From the entries that follow, gather each line holding the word "screenshot".

BEGIN Information provided

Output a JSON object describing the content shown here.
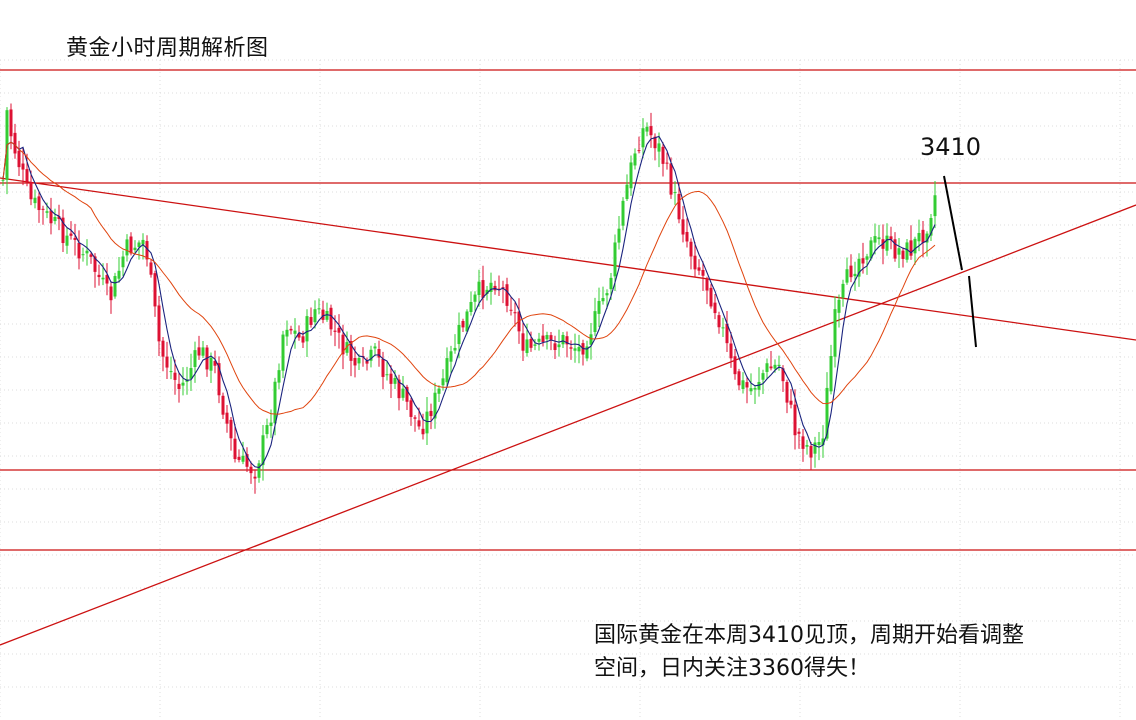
{
  "title": "黄金小时周期解析图",
  "peak_label": "3410",
  "note": {
    "line1": "国际黄金在本周3410见顶，周期开始看调整",
    "line2": "空间，日内关注3360得失！"
  },
  "colors": {
    "background": "#ffffff",
    "grid": "#dcdcdc",
    "up_candle": "#33cc33",
    "down_candle": "#dd1133",
    "level_lines": "#cc1111",
    "trend_lines": "#cc1111",
    "fast_ma": "#1a237e",
    "slow_ma": "#e0440e",
    "projection": "#000000"
  },
  "chart_data": {
    "type": "candlestick",
    "instrument": "gold, hourly",
    "peak": 3410,
    "watch_level": 3360,
    "horizontal_levels": 4,
    "trendlines": [
      "descending resistance",
      "ascending support"
    ],
    "moving_averages": [
      "fast",
      "slow"
    ],
    "projection": "downward adjustment after the 3410 peak",
    "grid": true
  }
}
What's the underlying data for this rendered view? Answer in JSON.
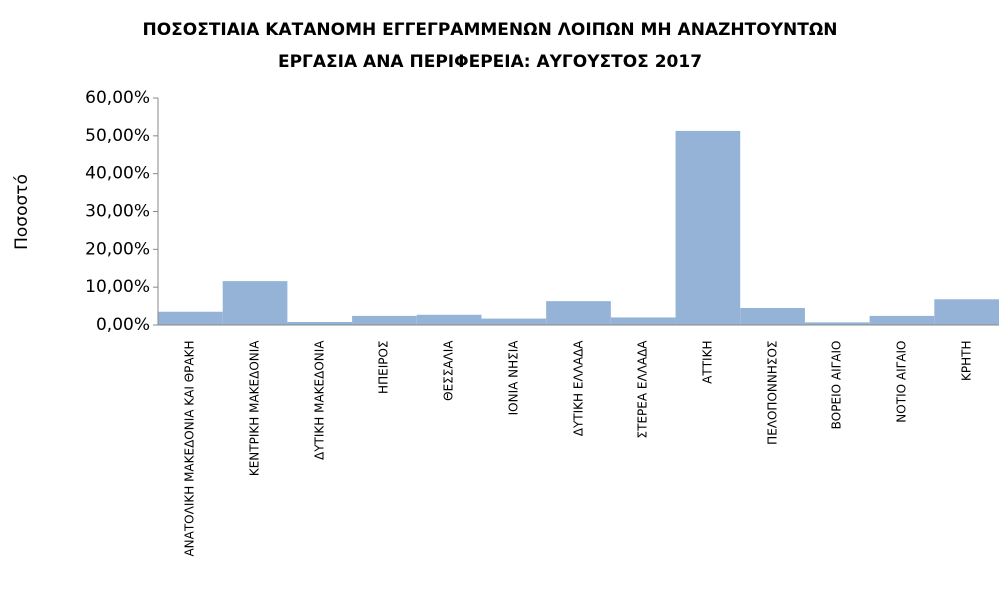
{
  "chart_data": {
    "type": "bar",
    "title": [
      "ΠΟΣΟΣΤΙΑΙΑ ΚΑΤΑΝΟΜΗ ΕΓΓΕΓΡΑΜΜΕΝΩΝ ΛΟΙΠΩΝ ΜΗ ΑΝΑΖΗΤΟΥΝΤΩΝ",
      "ΕΡΓΑΣΙΑ ΑΝΑ ΠΕΡΙΦΕΡΕΙΑ: ΑΥΓΟΥΣΤΟΣ 2017"
    ],
    "y_label": "Ποσοστό",
    "categories": [
      "ΑΝΑΤΟΛΙΚΗ ΜΑΚΕΔΟΝΙΑ ΚΑΙ ΘΡΑΚΗ",
      "ΚΕΝΤΡΙΚΗ ΜΑΚΕΔΟΝΙΑ",
      "ΔΥΤΙΚΗ ΜΑΚΕΔΟΝΙΑ",
      "ΗΠΕΙΡΟΣ",
      "ΘΕΣΣΑΛΙΑ",
      "ΙΟΝΙΑ ΝΗΣΙΑ",
      "ΔΥΤΙΚΗ ΕΛΛΑΔΑ",
      "ΣΤΕΡΕΑ ΕΛΛΑΔΑ",
      "ΑΤΤΙΚΗ",
      "ΠΕΛΟΠΟΝΝΗΣΟΣ",
      "ΒΟΡΕΙΟ ΑΙΓΑΙΟ",
      "ΝΟΤΙΟ ΑΙΓΑΙΟ",
      "ΚΡΗΤΗ"
    ],
    "values": [
      3.5,
      11.6,
      0.8,
      2.4,
      2.7,
      1.7,
      6.3,
      2.0,
      51.3,
      4.5,
      0.7,
      2.4,
      6.8
    ],
    "color": "#95b3d7",
    "ylim": [
      0,
      60
    ],
    "yticks": [
      {
        "value": 0,
        "label": "0,00%"
      },
      {
        "value": 10,
        "label": "10,00%"
      },
      {
        "value": 20,
        "label": "20,00%"
      },
      {
        "value": 30,
        "label": "30,00%"
      },
      {
        "value": 40,
        "label": "40,00%"
      },
      {
        "value": 50,
        "label": "50,00%"
      },
      {
        "value": 60,
        "label": "60,00%"
      }
    ],
    "grid": false
  }
}
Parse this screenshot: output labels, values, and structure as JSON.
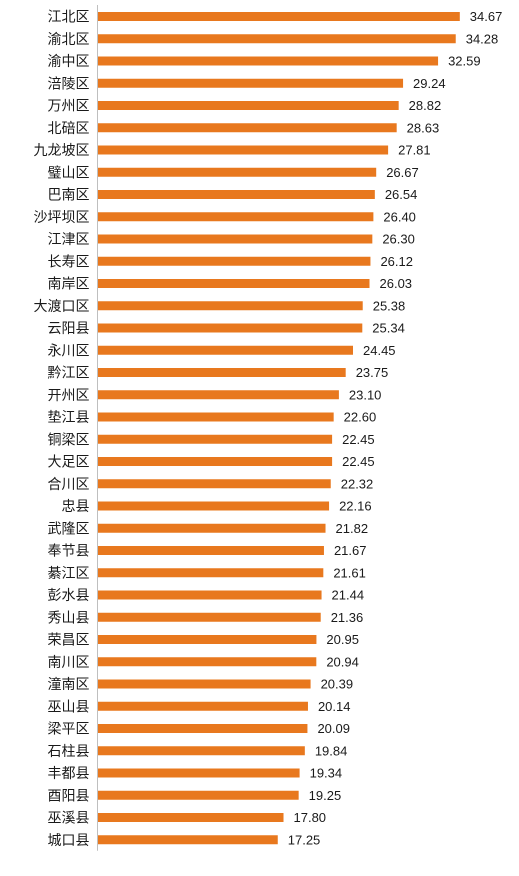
{
  "chart_data": {
    "type": "bar",
    "orientation": "horizontal",
    "title": "",
    "xlabel": "",
    "ylabel": "",
    "xlim": [
      0,
      36
    ],
    "grid": false,
    "legend": "none",
    "bar_color": "#E8781E",
    "categories": [
      "江北区",
      "渝北区",
      "渝中区",
      "涪陵区",
      "万州区",
      "北碚区",
      "九龙坡区",
      "璧山区",
      "巴南区",
      "沙坪坝区",
      "江津区",
      "长寿区",
      "南岸区",
      "大渡口区",
      "云阳县",
      "永川区",
      "黔江区",
      "开州区",
      "垫江县",
      "铜梁区",
      "大足区",
      "合川区",
      "忠县",
      "武隆区",
      "奉节县",
      "綦江区",
      "彭水县",
      "秀山县",
      "荣昌区",
      "南川区",
      "潼南区",
      "巫山县",
      "梁平区",
      "石柱县",
      "丰都县",
      "酉阳县",
      "巫溪县",
      "城口县"
    ],
    "values": [
      34.67,
      34.28,
      32.59,
      29.24,
      28.82,
      28.63,
      27.81,
      26.67,
      26.54,
      26.4,
      26.3,
      26.12,
      26.03,
      25.38,
      25.34,
      24.45,
      23.75,
      23.1,
      22.6,
      22.45,
      22.45,
      22.32,
      22.16,
      21.82,
      21.67,
      21.61,
      21.44,
      21.36,
      20.95,
      20.94,
      20.39,
      20.14,
      20.09,
      19.84,
      19.34,
      19.25,
      17.8,
      17.25
    ],
    "value_labels": [
      "34.67",
      "34.28",
      "32.59",
      "29.24",
      "28.82",
      "28.63",
      "27.81",
      "26.67",
      "26.54",
      "26.40",
      "26.30",
      "26.12",
      "26.03",
      "25.38",
      "25.34",
      "24.45",
      "23.75",
      "23.10",
      "22.60",
      "22.45",
      "22.45",
      "22.32",
      "22.16",
      "21.82",
      "21.67",
      "21.61",
      "21.44",
      "21.36",
      "20.95",
      "20.94",
      "20.39",
      "20.14",
      "20.09",
      "19.84",
      "19.34",
      "19.25",
      "17.80",
      "17.25"
    ]
  }
}
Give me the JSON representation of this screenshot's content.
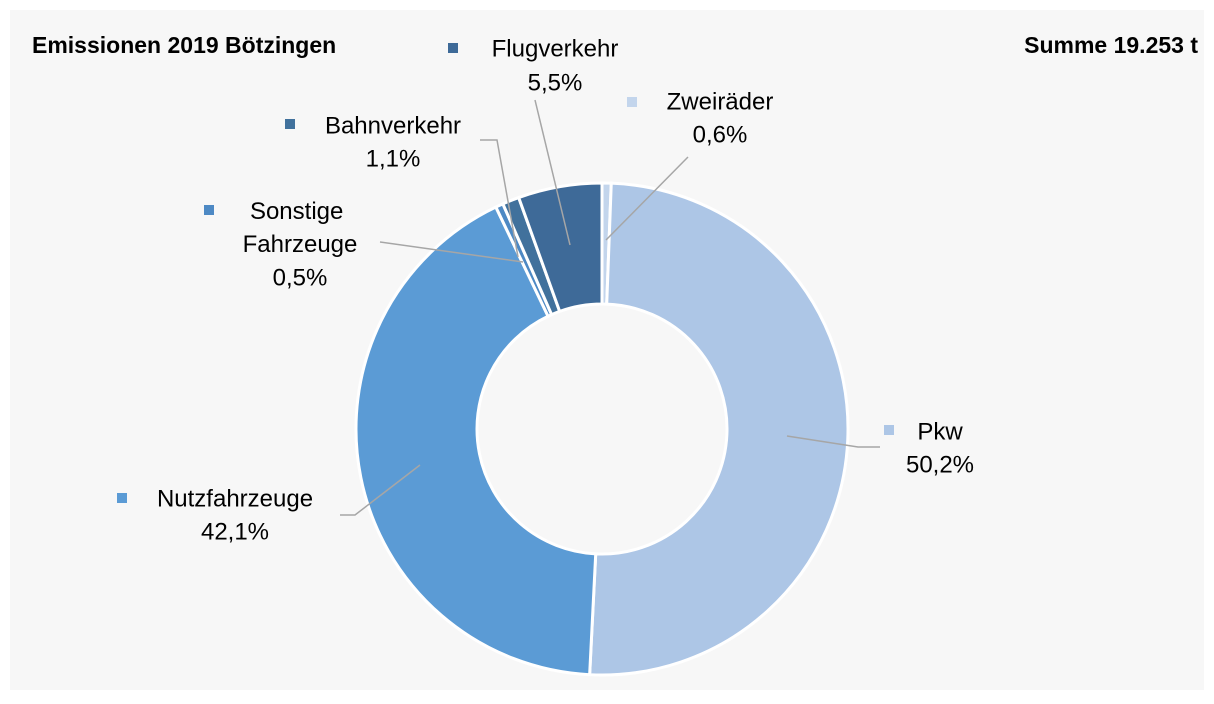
{
  "chart_data": {
    "type": "donut",
    "title": "Emissionen 2019 Bötzingen",
    "subtitle": "Summe 19.253 t",
    "categories": [
      "Zweiräder",
      "Pkw",
      "Nutzfahrzeuge",
      "Sonstige Fahrzeuge",
      "Bahnverkehr",
      "Flugverkehr"
    ],
    "values": [
      0.6,
      50.2,
      42.1,
      0.5,
      1.1,
      5.5
    ],
    "value_labels": [
      "0,6%",
      "50,2%",
      "42,1%",
      "0,5%",
      "1,1%",
      "5,5%"
    ],
    "colors": [
      "#c3d5ec",
      "#adc6e6",
      "#5b9bd5",
      "#4d89c4",
      "#41719c",
      "#3e6a98"
    ]
  }
}
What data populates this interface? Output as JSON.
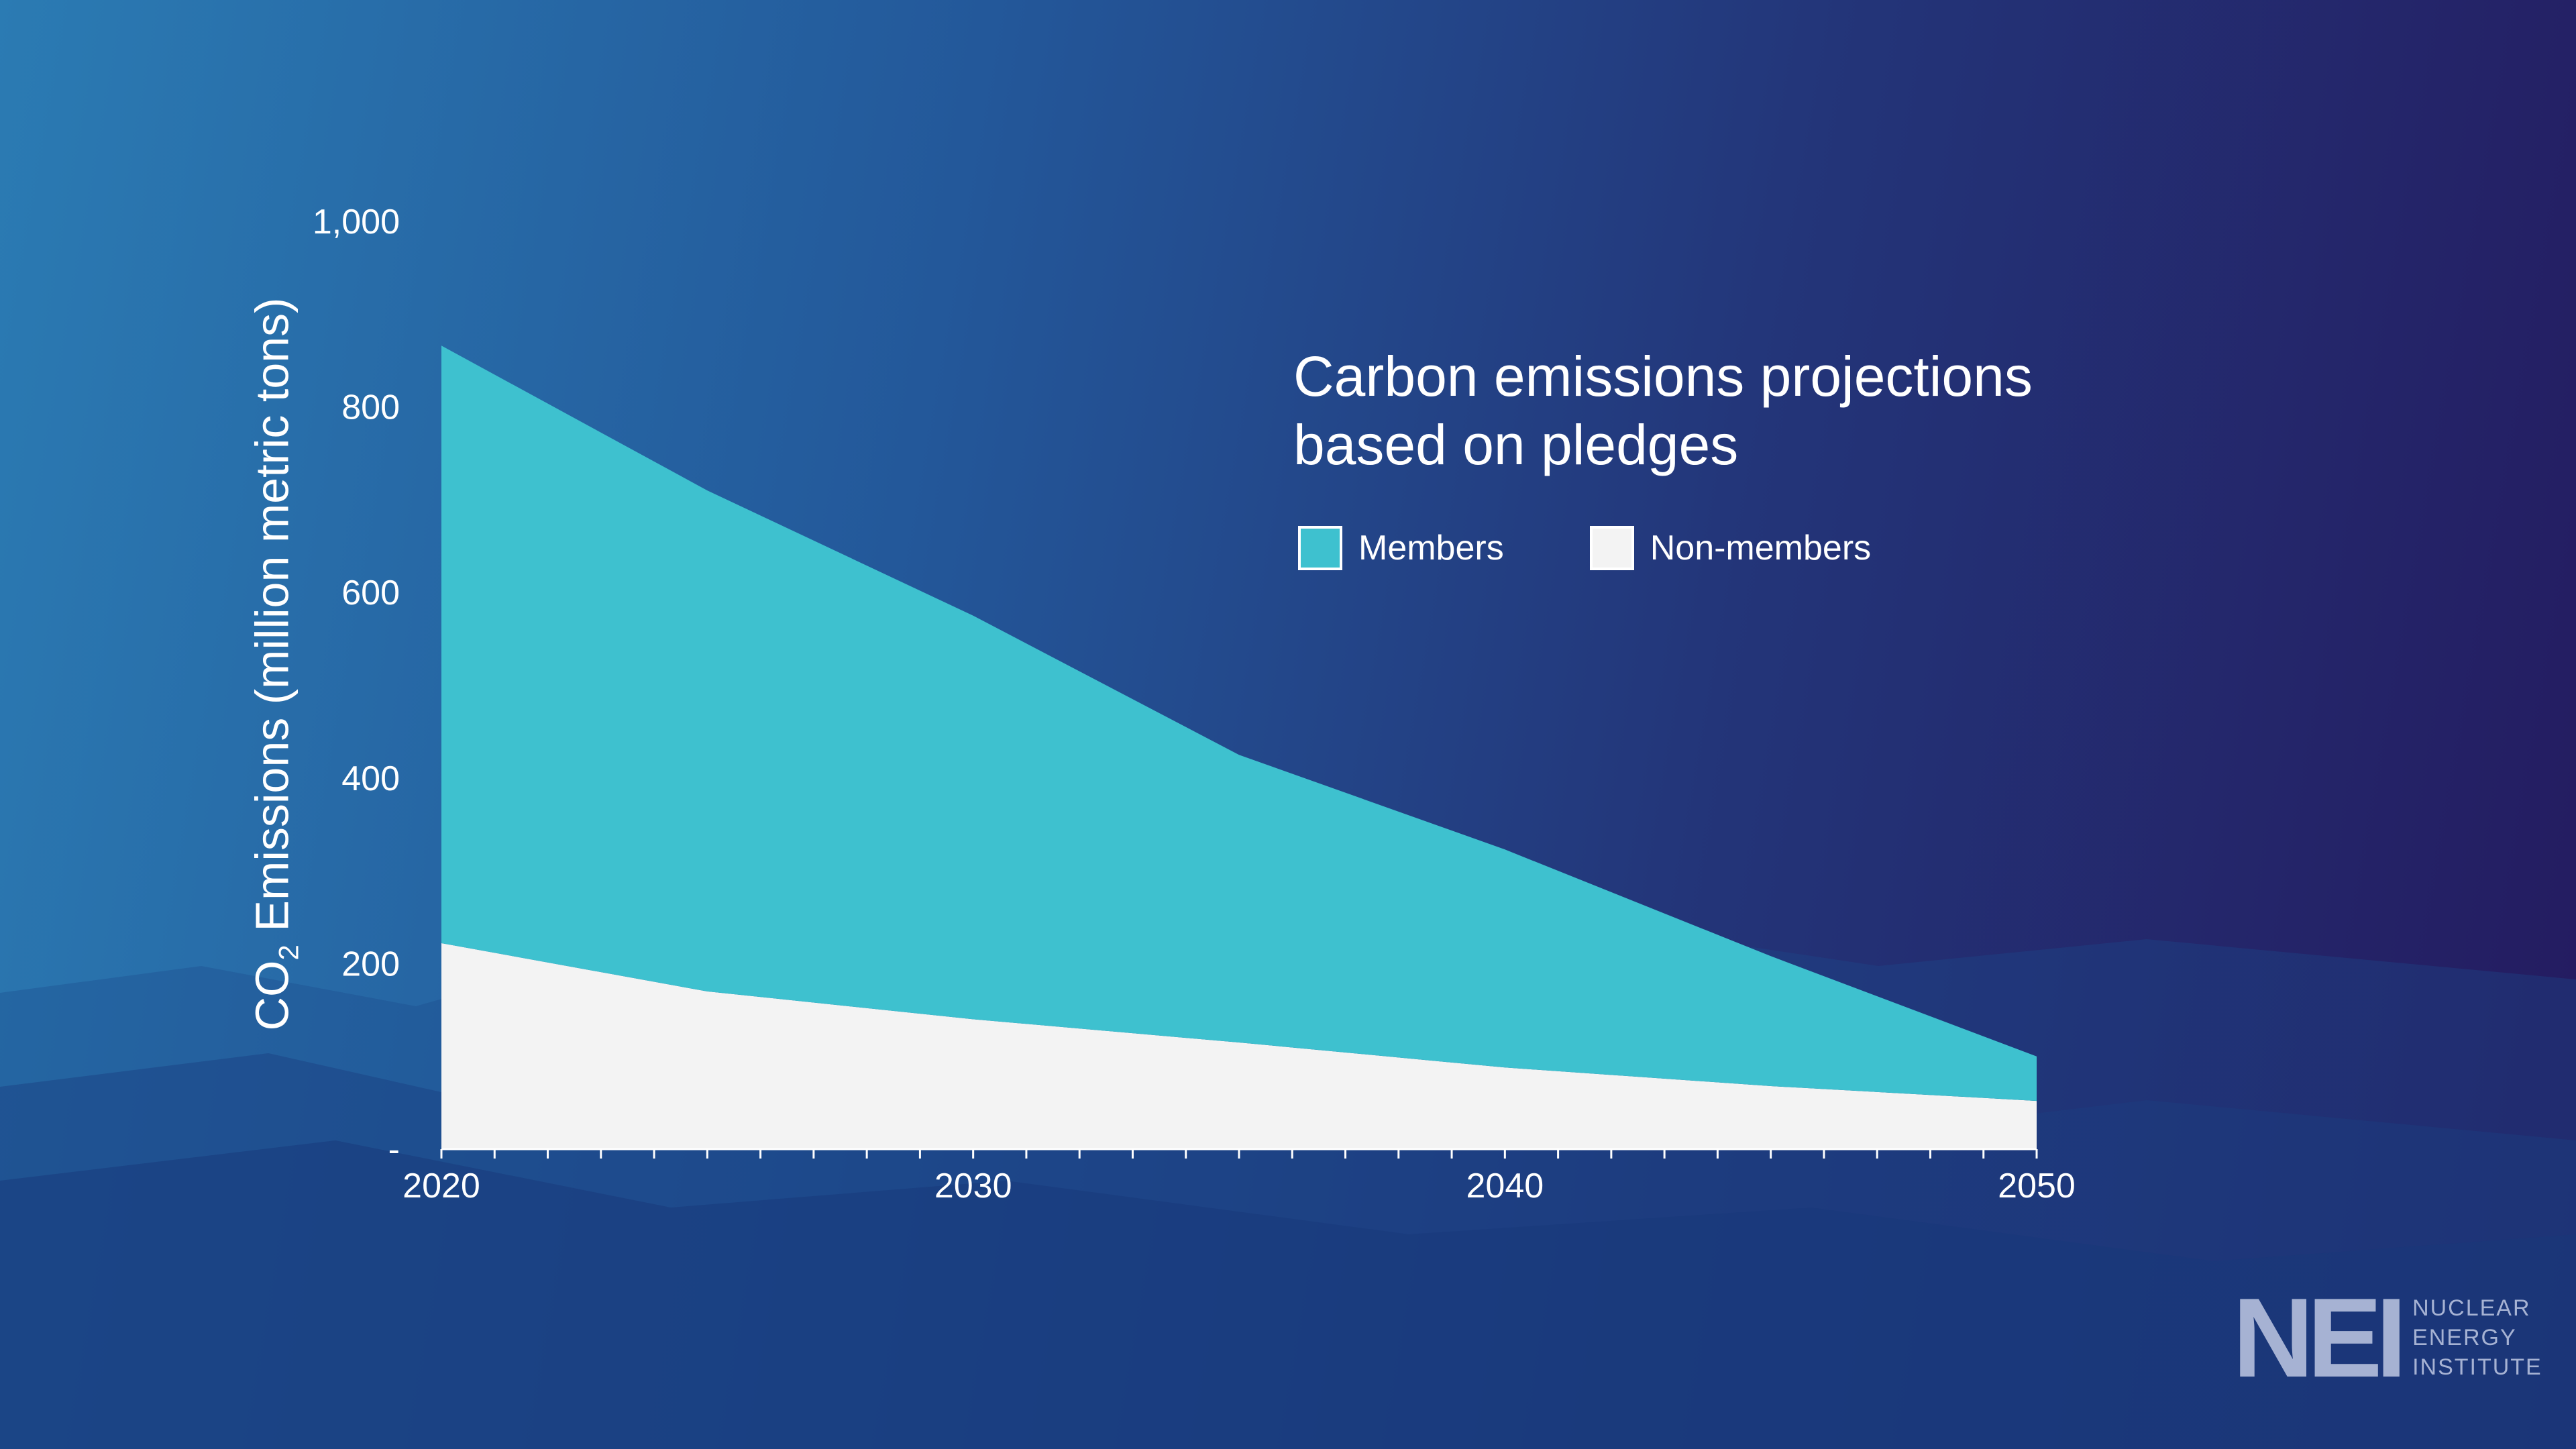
{
  "chart_data": {
    "type": "area",
    "stacked": true,
    "title": [
      "Carbon emissions projections",
      "based on pledges"
    ],
    "ylabel": {
      "main": "CO",
      "sub": "2",
      "rest": " Emissions (million metric tons)"
    },
    "xlabel": "",
    "x": [
      2020,
      2025,
      2030,
      2035,
      2040,
      2045,
      2050
    ],
    "xticks": [
      {
        "value": 2020,
        "label": "2020"
      },
      {
        "value": 2030,
        "label": "2030"
      },
      {
        "value": 2040,
        "label": "2040"
      },
      {
        "value": 2050,
        "label": "2050"
      }
    ],
    "yticks": [
      {
        "value": 0,
        "label": "-"
      },
      {
        "value": 200,
        "label": "200"
      },
      {
        "value": 400,
        "label": "400"
      },
      {
        "value": 600,
        "label": "600"
      },
      {
        "value": 800,
        "label": "800"
      },
      {
        "value": 1000,
        "label": "1,000"
      }
    ],
    "xlim": [
      2020,
      2050
    ],
    "ylim": [
      0,
      1000
    ],
    "grid": false,
    "legend": "top-right",
    "series": [
      {
        "name": "Non-members",
        "color": "#f3f3f3",
        "values": [
          222,
          170,
          140,
          115,
          88,
          68,
          52
        ]
      },
      {
        "name": "Members",
        "color": "#3ec1cf",
        "values": [
          644,
          540,
          435,
          310,
          235,
          140,
          48
        ]
      }
    ]
  },
  "logo": {
    "mark": "NEI",
    "lines": [
      "NUCLEAR",
      "ENERGY",
      "INSTITUTE"
    ]
  }
}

END Information provided

:: Task output ::
Parse this screenshot: output labels, values, and structure as JSON.
Give me the JSON representation of this screenshot's content.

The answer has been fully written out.